:: Extracted entries ::
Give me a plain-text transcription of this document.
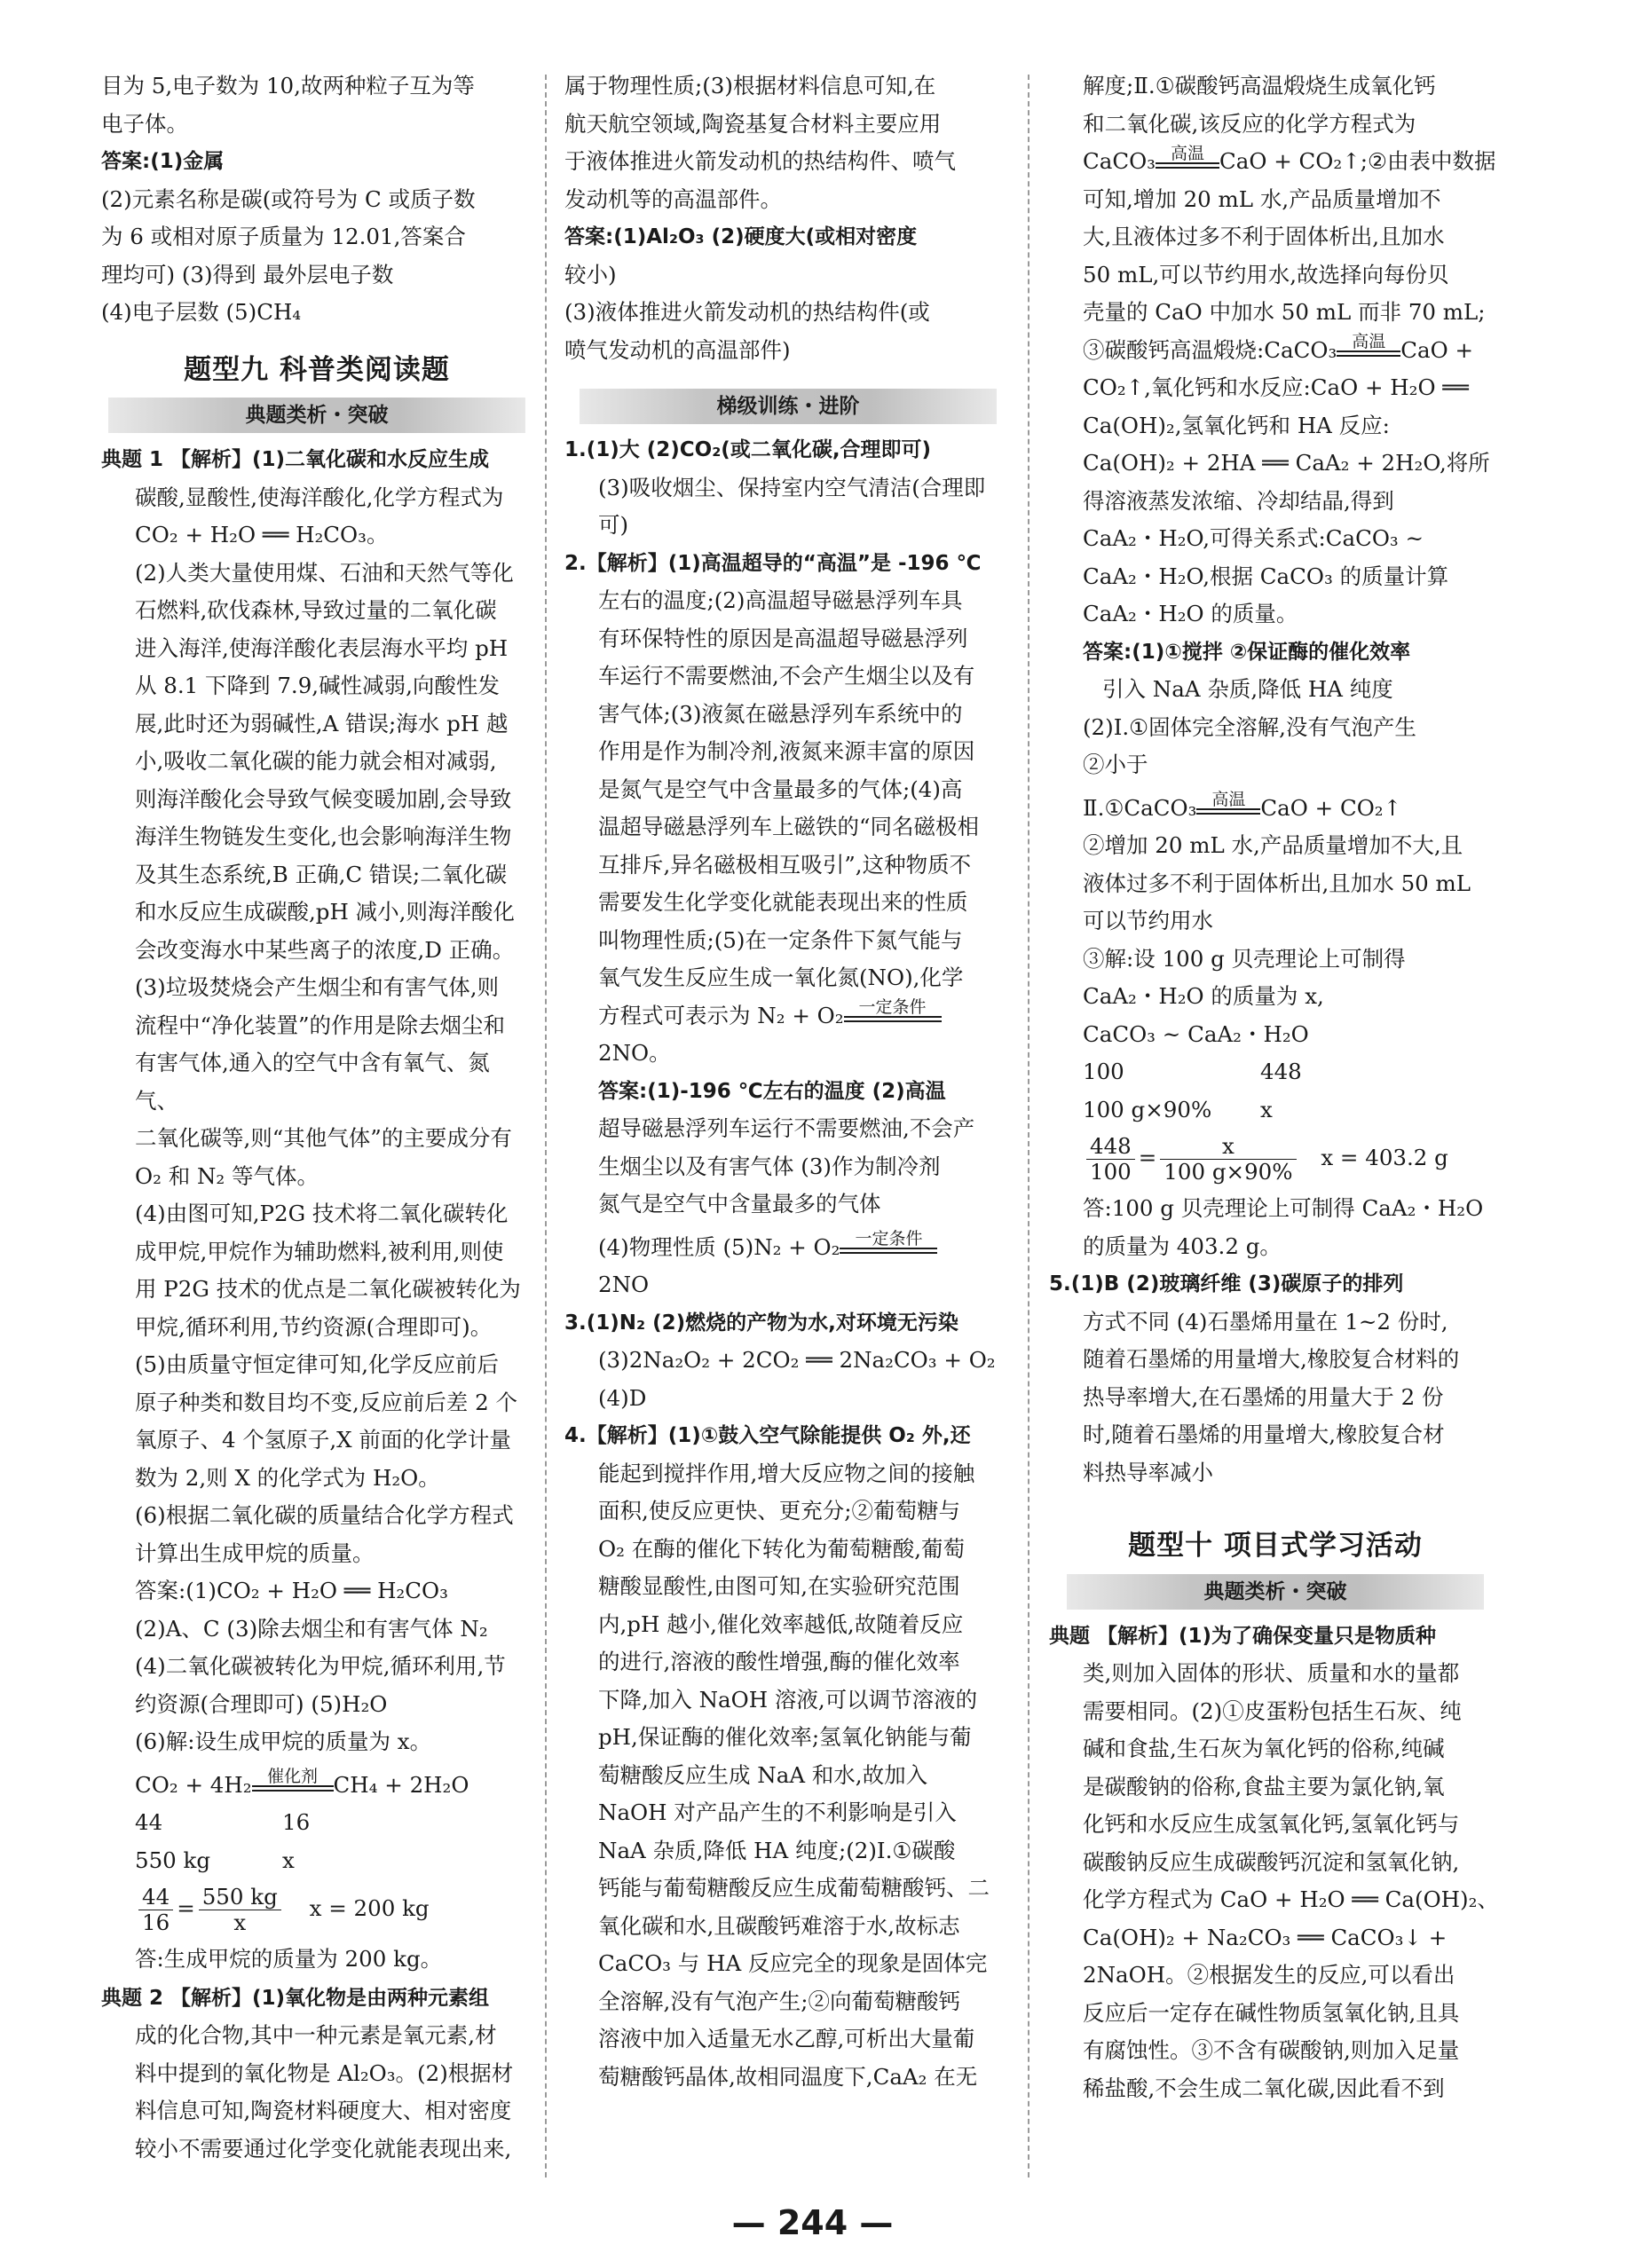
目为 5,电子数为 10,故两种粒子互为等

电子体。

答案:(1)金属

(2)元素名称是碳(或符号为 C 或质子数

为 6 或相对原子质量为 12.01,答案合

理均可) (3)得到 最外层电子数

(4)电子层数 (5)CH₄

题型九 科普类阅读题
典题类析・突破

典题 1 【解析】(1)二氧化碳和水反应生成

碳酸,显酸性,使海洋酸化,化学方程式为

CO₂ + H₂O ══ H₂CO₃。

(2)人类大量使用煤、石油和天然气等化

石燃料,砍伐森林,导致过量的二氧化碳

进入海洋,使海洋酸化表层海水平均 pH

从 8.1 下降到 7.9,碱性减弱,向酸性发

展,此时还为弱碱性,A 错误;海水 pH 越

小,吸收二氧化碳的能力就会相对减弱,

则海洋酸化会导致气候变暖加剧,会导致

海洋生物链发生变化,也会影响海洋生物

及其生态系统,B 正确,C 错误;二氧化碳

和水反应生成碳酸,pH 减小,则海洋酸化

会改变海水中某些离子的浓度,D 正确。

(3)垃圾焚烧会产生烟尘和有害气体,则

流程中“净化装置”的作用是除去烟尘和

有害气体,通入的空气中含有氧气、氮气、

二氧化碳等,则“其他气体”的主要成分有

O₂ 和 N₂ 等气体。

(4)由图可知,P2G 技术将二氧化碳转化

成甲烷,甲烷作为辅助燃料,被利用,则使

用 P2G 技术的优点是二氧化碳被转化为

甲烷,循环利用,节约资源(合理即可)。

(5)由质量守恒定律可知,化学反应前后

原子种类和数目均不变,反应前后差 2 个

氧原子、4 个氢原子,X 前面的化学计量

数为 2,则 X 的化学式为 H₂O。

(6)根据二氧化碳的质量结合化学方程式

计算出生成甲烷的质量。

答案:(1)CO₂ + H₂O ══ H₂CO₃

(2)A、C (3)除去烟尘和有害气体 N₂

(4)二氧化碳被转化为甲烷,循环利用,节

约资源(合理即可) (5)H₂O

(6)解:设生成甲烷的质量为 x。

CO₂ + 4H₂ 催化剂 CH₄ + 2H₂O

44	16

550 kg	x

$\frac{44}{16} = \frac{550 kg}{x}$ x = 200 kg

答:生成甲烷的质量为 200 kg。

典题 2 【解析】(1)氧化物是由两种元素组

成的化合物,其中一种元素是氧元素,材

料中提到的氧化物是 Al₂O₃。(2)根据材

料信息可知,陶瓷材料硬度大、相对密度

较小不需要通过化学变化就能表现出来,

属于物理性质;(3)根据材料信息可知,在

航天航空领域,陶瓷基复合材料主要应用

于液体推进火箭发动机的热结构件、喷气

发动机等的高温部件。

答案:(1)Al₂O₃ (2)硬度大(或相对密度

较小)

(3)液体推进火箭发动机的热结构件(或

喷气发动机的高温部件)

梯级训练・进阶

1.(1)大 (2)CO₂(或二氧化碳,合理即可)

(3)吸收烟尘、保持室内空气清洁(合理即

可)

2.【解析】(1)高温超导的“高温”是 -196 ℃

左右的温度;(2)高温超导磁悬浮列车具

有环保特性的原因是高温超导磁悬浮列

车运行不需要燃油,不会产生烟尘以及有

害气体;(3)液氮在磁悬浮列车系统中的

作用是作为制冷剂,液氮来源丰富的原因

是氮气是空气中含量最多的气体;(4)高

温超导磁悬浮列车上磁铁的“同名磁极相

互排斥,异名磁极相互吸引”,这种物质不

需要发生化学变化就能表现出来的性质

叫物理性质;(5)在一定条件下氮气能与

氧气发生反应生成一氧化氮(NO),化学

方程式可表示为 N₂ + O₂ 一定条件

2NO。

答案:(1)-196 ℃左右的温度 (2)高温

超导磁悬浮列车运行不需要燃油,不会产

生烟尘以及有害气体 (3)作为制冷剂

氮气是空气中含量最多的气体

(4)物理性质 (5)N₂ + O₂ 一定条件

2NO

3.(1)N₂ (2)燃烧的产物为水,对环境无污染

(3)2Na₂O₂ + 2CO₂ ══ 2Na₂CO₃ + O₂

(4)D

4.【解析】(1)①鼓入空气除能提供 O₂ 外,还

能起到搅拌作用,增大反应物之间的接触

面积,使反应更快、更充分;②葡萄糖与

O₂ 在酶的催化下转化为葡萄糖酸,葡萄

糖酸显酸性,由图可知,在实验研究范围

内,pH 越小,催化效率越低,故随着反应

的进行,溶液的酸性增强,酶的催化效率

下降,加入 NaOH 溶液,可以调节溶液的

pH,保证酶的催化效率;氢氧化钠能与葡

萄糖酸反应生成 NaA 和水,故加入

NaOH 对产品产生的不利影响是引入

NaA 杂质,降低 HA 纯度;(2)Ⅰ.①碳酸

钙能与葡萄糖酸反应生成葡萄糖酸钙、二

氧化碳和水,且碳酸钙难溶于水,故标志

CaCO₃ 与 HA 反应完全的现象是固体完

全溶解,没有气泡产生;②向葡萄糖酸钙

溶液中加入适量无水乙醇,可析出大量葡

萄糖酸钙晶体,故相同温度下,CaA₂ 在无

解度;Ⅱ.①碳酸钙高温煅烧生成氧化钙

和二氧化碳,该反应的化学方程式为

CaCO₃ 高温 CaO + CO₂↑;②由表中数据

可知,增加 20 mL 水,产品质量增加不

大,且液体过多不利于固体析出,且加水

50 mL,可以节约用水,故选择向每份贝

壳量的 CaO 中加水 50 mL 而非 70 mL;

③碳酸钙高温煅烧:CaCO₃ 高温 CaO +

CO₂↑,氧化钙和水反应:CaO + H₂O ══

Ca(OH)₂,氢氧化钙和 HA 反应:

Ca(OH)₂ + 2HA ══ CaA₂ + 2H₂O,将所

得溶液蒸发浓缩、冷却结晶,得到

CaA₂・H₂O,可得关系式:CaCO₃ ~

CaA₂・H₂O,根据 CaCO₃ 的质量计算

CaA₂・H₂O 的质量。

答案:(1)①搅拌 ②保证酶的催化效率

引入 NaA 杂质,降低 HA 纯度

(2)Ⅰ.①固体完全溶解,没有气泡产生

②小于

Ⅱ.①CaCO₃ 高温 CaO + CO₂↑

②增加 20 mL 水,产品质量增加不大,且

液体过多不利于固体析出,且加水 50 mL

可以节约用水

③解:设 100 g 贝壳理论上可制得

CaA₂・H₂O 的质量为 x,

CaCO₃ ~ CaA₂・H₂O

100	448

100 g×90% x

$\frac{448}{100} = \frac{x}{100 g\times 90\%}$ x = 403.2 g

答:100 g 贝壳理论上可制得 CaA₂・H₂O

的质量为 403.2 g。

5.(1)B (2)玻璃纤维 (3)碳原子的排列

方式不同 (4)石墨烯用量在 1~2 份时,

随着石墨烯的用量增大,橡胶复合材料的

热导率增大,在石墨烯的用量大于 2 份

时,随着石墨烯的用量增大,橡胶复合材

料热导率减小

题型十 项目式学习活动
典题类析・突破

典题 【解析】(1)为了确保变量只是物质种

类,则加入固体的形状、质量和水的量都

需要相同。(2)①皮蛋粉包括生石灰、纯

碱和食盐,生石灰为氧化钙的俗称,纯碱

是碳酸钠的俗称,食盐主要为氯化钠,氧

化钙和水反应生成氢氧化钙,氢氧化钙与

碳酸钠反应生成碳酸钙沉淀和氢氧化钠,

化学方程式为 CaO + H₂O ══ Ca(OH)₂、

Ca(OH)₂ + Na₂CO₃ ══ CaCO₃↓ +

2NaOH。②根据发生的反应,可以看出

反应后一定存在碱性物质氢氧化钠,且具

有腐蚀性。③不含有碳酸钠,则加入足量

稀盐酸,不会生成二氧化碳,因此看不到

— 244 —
:::
Output the full set of records above without changing a word, and drop the images.

Answer to this task:
Give me a plain-text transcription of this document.
目为 5,电子数为 10,故两种粒子互为等

电子体。

答案:(1)金属

(2)元素名称是碳(或符号为 C 或质子数

为 6 或相对原子质量为 12.01,答案合

理均可) (3)得到 最外层电子数

(4)电子层数 (5)CH₄

题型九 科普类阅读题
典题类析・突破

典题 1 【解析】(1)二氧化碳和水反应生成

碳酸,显酸性,使海洋酸化,化学方程式为

CO₂ + H₂O ══ H₂CO₃。

(2)人类大量使用煤、石油和天然气等化

石燃料,砍伐森林,导致过量的二氧化碳

进入海洋,使海洋酸化表层海水平均 pH

从 8.1 下降到 7.9,碱性减弱,向酸性发

展,此时还为弱碱性,A 错误;海水 pH 越

小,吸收二氧化碳的能力就会相对减弱,

则海洋酸化会导致气候变暖加剧,会导致

海洋生物链发生变化,也会影响海洋生物

及其生态系统,B 正确,C 错误;二氧化碳

和水反应生成碳酸,pH 减小,则海洋酸化

会改变海水中某些离子的浓度,D 正确。

(3)垃圾焚烧会产生烟尘和有害气体,则

流程中“净化装置”的作用是除去烟尘和

有害气体,通入的空气中含有氧气、氮气、

二氧化碳等,则“其他气体”的主要成分有

O₂ 和 N₂ 等气体。

(4)由图可知,P2G 技术将二氧化碳转化

成甲烷,甲烷作为辅助燃料,被利用,则使

用 P2G 技术的优点是二氧化碳被转化为

甲烷,循环利用,节约资源(合理即可)。

(5)由质量守恒定律可知,化学反应前后

原子种类和数目均不变,反应前后差 2 个

氧原子、4 个氢原子,X 前面的化学计量

数为 2,则 X 的化学式为 H₂O。

(6)根据二氧化碳的质量结合化学方程式

计算出生成甲烷的质量。

答案:(1)CO₂ + H₂O ══ H₂CO₃

(2)A、C (3)除去烟尘和有害气体 N₂

(4)二氧化碳被转化为甲烷,循环利用,节

约资源(合理即可) (5)H₂O

(6)解:设生成甲烷的质量为 x。

CO₂ + 4H₂ 催化剂 CH₄ + 2H₂O

44	16

550 kg	x

$\frac{44}{16} = \frac{550 kg}{x}$ x = 200 kg

答:生成甲烷的质量为 200 kg。

典题 2 【解析】(1)氧化物是由两种元素组

成的化合物,其中一种元素是氧元素,材

料中提到的氧化物是 Al₂O₃。(2)根据材

料信息可知,陶瓷材料硬度大、相对密度

较小不需要通过化学变化就能表现出来,

属于物理性质;(3)根据材料信息可知,在

航天航空领域,陶瓷基复合材料主要应用

于液体推进火箭发动机的热结构件、喷气

发动机等的高温部件。

答案:(1)Al₂O₃ (2)硬度大(或相对密度

较小)

(3)液体推进火箭发动机的热结构件(或

喷气发动机的高温部件)

梯级训练・进阶

1.(1)大 (2)CO₂(或二氧化碳,合理即可)

(3)吸收烟尘、保持室内空气清洁(合理即

可)

2.【解析】(1)高温超导的“高温”是 -196 ℃

左右的温度;(2)高温超导磁悬浮列车具

有环保特性的原因是高温超导磁悬浮列

车运行不需要燃油,不会产生烟尘以及有

害气体;(3)液氮在磁悬浮列车系统中的

作用是作为制冷剂,液氮来源丰富的原因

是氮气是空气中含量最多的气体;(4)高

温超导磁悬浮列车上磁铁的“同名磁极相

互排斥,异名磁极相互吸引”,这种物质不

需要发生化学变化就能表现出来的性质

叫物理性质;(5)在一定条件下氮气能与

氧气发生反应生成一氧化氮(NO),化学

方程式可表示为 N₂ + O₂ 一定条件

2NO。

答案:(1)-196 ℃左右的温度 (2)高温

超导磁悬浮列车运行不需要燃油,不会产

生烟尘以及有害气体 (3)作为制冷剂

氮气是空气中含量最多的气体

(4)物理性质 (5)N₂ + O₂ 一定条件

2NO

3.(1)N₂ (2)燃烧的产物为水,对环境无污染

(3)2Na₂O₂ + 2CO₂ ══ 2Na₂CO₃ + O₂

(4)D

4.【解析】(1)①鼓入空气除能提供 O₂ 外,还

能起到搅拌作用,增大反应物之间的接触

面积,使反应更快、更充分;②葡萄糖与

O₂ 在酶的催化下转化为葡萄糖酸,葡萄

糖酸显酸性,由图可知,在实验研究范围

内,pH 越小,催化效率越低,故随着反应

的进行,溶液的酸性增强,酶的催化效率

下降,加入 NaOH 溶液,可以调节溶液的

pH,保证酶的催化效率;氢氧化钠能与葡

萄糖酸反应生成 NaA 和水,故加入

NaOH 对产品产生的不利影响是引入

NaA 杂质,降低 HA 纯度;(2)Ⅰ.①碳酸

钙能与葡萄糖酸反应生成葡萄糖酸钙、二

氧化碳和水,且碳酸钙难溶于水,故标志

CaCO₃ 与 HA 反应完全的现象是固体完

全溶解,没有气泡产生;②向葡萄糖酸钙

溶液中加入适量无水乙醇,可析出大量葡

萄糖酸钙晶体,故相同温度下,CaA₂ 在无

解度;Ⅱ.①碳酸钙高温煅烧生成氧化钙

和二氧化碳,该反应的化学方程式为

CaCO₃ 高温 CaO + CO₂↑;②由表中数据

可知,增加 20 mL 水,产品质量增加不

大,且液体过多不利于固体析出,且加水

50 mL,可以节约用水,故选择向每份贝

壳量的 CaO 中加水 50 mL 而非 70 mL;

③碳酸钙高温煅烧:CaCO₃ 高温 CaO +

CO₂↑,氧化钙和水反应:CaO + H₂O ══

Ca(OH)₂,氢氧化钙和 HA 反应:

Ca(OH)₂ + 2HA ══ CaA₂ + 2H₂O,将所

得溶液蒸发浓缩、冷却结晶,得到

CaA₂・H₂O,可得关系式:CaCO₃ ~

CaA₂・H₂O,根据 CaCO₃ 的质量计算

CaA₂・H₂O 的质量。

答案:(1)①搅拌 ②保证酶的催化效率

引入 NaA 杂质,降低 HA 纯度

(2)Ⅰ.①固体完全溶解,没有气泡产生

②小于

Ⅱ.①CaCO₃ 高温 CaO + CO₂↑

②增加 20 mL 水,产品质量增加不大,且

液体过多不利于固体析出,且加水 50 mL

可以节约用水

③解:设 100 g 贝壳理论上可制得

CaA₂・H₂O 的质量为 x,

CaCO₃ ~ CaA₂・H₂O

100	448

100 g×90% x

$\frac{448}{100} = \frac{x}{100 g\times 90\%}$ x = 403.2 g

答:100 g 贝壳理论上可制得 CaA₂・H₂O

的质量为 403.2 g。

5.(1)B (2)玻璃纤维 (3)碳原子的排列

方式不同 (4)石墨烯用量在 1~2 份时,

随着石墨烯的用量增大,橡胶复合材料的

热导率增大,在石墨烯的用量大于 2 份

时,随着石墨烯的用量增大,橡胶复合材

料热导率减小

题型十 项目式学习活动
典题类析・突破

典题 【解析】(1)为了确保变量只是物质种

类,则加入固体的形状、质量和水的量都

需要相同。(2)①皮蛋粉包括生石灰、纯

碱和食盐,生石灰为氧化钙的俗称,纯碱

是碳酸钠的俗称,食盐主要为氯化钠,氧

化钙和水反应生成氢氧化钙,氢氧化钙与

碳酸钠反应生成碳酸钙沉淀和氢氧化钠,

化学方程式为 CaO + H₂O ══ Ca(OH)₂、

Ca(OH)₂ + Na₂CO₃ ══ CaCO₃↓ +

2NaOH。②根据发生的反应,可以看出

反应后一定存在碱性物质氢氧化钠,且具

有腐蚀性。③不含有碳酸钠,则加入足量

稀盐酸,不会生成二氧化碳,因此看不到

— 244 —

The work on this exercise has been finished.